§ Objective:
Take every line that has the string "title" and copy it out.

§ Record set:
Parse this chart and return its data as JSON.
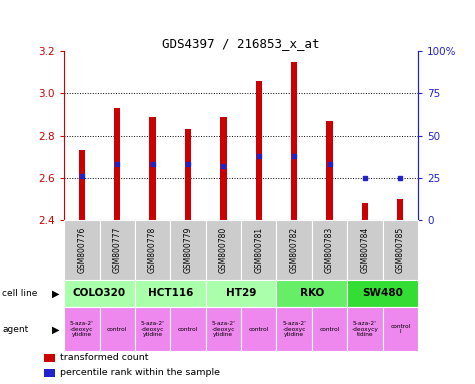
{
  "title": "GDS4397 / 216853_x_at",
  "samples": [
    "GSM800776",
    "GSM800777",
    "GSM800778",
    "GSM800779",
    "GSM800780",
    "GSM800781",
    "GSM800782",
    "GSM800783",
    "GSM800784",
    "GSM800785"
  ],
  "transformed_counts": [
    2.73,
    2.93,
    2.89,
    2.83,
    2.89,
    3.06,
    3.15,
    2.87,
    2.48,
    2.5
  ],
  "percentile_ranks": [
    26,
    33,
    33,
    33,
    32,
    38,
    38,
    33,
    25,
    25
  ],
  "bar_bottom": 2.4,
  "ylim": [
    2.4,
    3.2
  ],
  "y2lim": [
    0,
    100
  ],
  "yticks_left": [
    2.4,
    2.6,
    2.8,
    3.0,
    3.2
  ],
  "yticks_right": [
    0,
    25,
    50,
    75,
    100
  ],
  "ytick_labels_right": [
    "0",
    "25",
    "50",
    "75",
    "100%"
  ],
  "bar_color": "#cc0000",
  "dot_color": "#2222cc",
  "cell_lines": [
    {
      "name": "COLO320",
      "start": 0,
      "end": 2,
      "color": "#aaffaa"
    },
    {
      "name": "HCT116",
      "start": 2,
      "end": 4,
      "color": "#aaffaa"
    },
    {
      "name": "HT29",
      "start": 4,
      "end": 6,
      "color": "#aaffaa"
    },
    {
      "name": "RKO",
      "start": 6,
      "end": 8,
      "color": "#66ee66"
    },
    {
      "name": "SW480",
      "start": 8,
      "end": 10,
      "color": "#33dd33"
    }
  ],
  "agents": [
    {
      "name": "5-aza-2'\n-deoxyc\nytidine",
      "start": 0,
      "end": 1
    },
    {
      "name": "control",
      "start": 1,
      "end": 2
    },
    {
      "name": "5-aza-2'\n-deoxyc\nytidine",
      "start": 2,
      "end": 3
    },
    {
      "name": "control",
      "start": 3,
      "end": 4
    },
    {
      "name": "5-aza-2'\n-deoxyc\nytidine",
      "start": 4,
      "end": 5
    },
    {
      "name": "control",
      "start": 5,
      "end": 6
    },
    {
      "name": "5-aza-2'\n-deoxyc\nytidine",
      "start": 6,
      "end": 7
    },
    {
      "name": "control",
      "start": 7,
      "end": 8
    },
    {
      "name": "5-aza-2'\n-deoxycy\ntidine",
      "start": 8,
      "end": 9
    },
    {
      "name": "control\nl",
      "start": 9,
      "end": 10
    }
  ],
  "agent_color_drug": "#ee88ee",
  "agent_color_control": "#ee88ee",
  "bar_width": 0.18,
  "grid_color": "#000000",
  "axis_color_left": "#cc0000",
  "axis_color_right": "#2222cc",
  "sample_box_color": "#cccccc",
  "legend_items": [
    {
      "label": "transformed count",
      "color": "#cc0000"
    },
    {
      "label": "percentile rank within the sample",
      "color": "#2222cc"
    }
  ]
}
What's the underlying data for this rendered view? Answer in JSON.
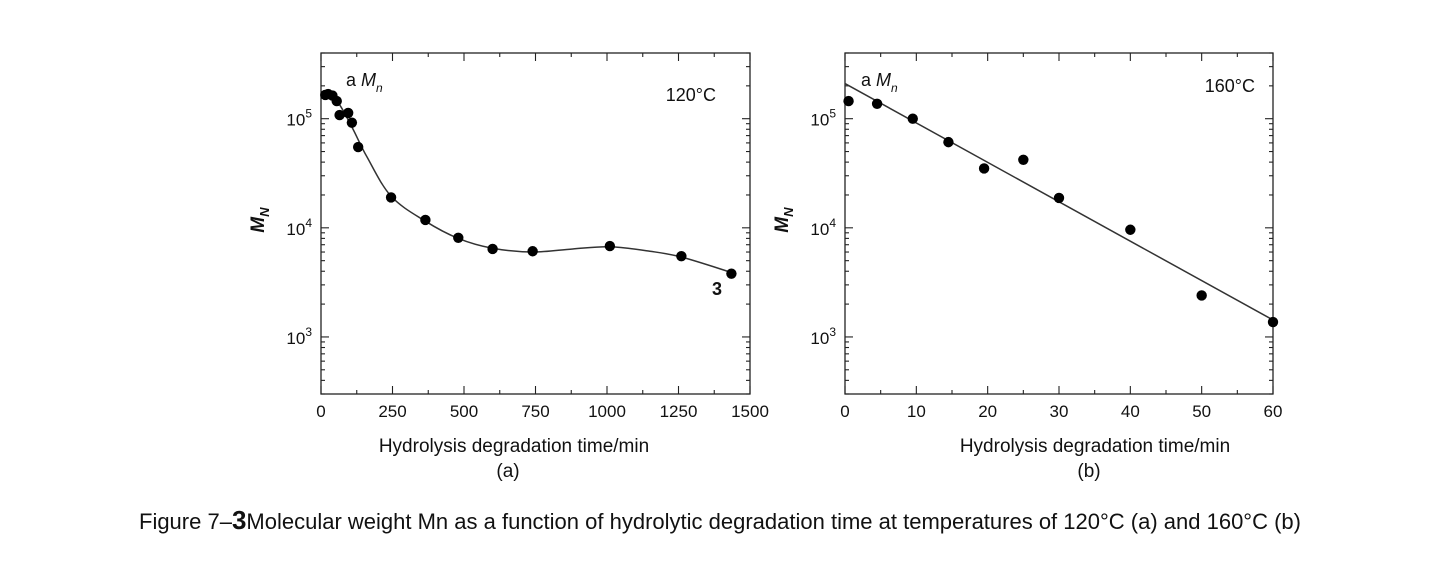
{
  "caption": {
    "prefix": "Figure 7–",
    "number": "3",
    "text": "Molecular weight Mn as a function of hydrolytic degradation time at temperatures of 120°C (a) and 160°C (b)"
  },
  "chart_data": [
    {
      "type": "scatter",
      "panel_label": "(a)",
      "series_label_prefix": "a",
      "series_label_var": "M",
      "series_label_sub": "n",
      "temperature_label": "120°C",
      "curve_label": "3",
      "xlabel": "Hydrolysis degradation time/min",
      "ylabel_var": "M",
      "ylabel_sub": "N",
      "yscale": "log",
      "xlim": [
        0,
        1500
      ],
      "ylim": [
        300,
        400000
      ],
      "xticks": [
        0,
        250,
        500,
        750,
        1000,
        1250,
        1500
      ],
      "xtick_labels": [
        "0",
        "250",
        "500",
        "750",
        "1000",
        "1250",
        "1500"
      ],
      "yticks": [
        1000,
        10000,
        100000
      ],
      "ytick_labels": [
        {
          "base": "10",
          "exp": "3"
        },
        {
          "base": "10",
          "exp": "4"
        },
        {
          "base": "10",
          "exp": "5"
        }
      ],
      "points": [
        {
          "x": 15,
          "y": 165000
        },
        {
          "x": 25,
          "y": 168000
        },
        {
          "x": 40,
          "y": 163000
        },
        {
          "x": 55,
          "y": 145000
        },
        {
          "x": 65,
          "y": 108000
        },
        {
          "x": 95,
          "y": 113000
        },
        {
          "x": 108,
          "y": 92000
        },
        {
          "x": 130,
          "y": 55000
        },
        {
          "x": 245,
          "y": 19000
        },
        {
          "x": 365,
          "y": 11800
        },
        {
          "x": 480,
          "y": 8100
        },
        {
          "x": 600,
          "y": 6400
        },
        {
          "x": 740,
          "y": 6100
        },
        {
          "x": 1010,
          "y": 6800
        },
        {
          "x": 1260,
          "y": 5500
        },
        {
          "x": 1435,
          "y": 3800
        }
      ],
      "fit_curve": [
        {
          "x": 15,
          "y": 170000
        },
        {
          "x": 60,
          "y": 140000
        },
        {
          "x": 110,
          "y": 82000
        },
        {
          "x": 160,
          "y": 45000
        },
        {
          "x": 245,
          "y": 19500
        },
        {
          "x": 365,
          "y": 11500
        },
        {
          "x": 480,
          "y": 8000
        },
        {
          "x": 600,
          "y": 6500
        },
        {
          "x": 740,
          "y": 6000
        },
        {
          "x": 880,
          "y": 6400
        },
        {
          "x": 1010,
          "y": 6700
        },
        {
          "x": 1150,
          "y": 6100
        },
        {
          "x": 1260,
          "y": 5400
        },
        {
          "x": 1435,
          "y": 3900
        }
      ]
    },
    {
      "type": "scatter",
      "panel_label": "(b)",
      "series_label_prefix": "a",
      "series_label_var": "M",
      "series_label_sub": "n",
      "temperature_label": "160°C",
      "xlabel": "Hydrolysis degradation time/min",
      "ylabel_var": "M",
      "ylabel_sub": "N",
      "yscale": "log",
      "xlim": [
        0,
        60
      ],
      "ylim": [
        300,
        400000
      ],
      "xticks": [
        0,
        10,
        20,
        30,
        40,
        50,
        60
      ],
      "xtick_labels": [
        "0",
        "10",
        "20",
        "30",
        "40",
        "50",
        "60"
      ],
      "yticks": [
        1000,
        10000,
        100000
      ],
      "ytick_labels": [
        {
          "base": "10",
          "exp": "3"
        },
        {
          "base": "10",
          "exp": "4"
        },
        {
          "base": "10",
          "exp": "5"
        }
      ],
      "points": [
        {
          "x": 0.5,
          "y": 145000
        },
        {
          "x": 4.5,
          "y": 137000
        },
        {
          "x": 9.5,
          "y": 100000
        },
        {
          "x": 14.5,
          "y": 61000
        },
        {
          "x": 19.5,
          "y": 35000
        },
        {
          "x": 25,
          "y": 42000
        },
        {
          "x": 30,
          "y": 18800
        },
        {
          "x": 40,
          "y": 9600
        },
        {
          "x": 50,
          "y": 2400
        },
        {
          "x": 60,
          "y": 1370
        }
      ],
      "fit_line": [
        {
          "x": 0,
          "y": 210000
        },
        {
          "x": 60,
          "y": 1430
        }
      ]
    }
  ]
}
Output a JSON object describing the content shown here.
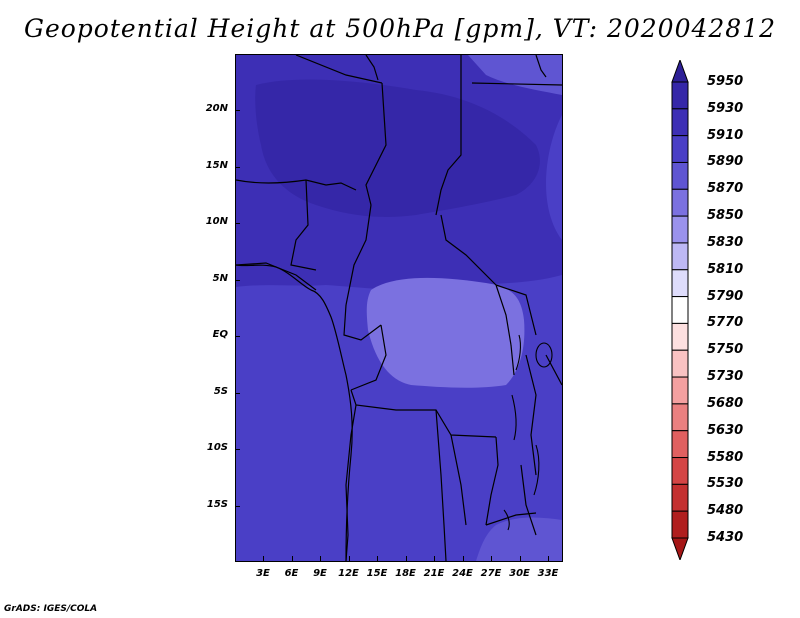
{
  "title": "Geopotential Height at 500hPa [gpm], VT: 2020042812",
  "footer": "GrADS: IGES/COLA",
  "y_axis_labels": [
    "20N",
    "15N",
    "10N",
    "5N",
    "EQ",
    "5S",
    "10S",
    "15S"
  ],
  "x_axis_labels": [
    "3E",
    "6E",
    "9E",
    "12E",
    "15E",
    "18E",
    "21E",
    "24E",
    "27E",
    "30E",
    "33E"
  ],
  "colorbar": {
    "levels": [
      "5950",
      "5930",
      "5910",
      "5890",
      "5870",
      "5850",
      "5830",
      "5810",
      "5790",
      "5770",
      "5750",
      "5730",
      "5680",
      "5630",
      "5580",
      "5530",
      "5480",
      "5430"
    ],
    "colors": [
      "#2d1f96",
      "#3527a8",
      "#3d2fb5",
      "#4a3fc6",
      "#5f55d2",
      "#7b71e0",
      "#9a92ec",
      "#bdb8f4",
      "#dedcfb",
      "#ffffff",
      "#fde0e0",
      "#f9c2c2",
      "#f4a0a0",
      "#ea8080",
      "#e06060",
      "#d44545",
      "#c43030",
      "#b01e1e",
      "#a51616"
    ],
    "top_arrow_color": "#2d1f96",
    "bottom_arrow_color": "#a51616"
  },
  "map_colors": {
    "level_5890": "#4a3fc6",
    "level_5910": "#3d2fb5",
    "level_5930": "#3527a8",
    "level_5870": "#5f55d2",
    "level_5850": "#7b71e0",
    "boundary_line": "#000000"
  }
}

§ Result of the exercise:
  "title": "GDS4397 / 216853_x_at",
  "title": "Geopotential Height at 500hPa [gpm], VT: 2020042812",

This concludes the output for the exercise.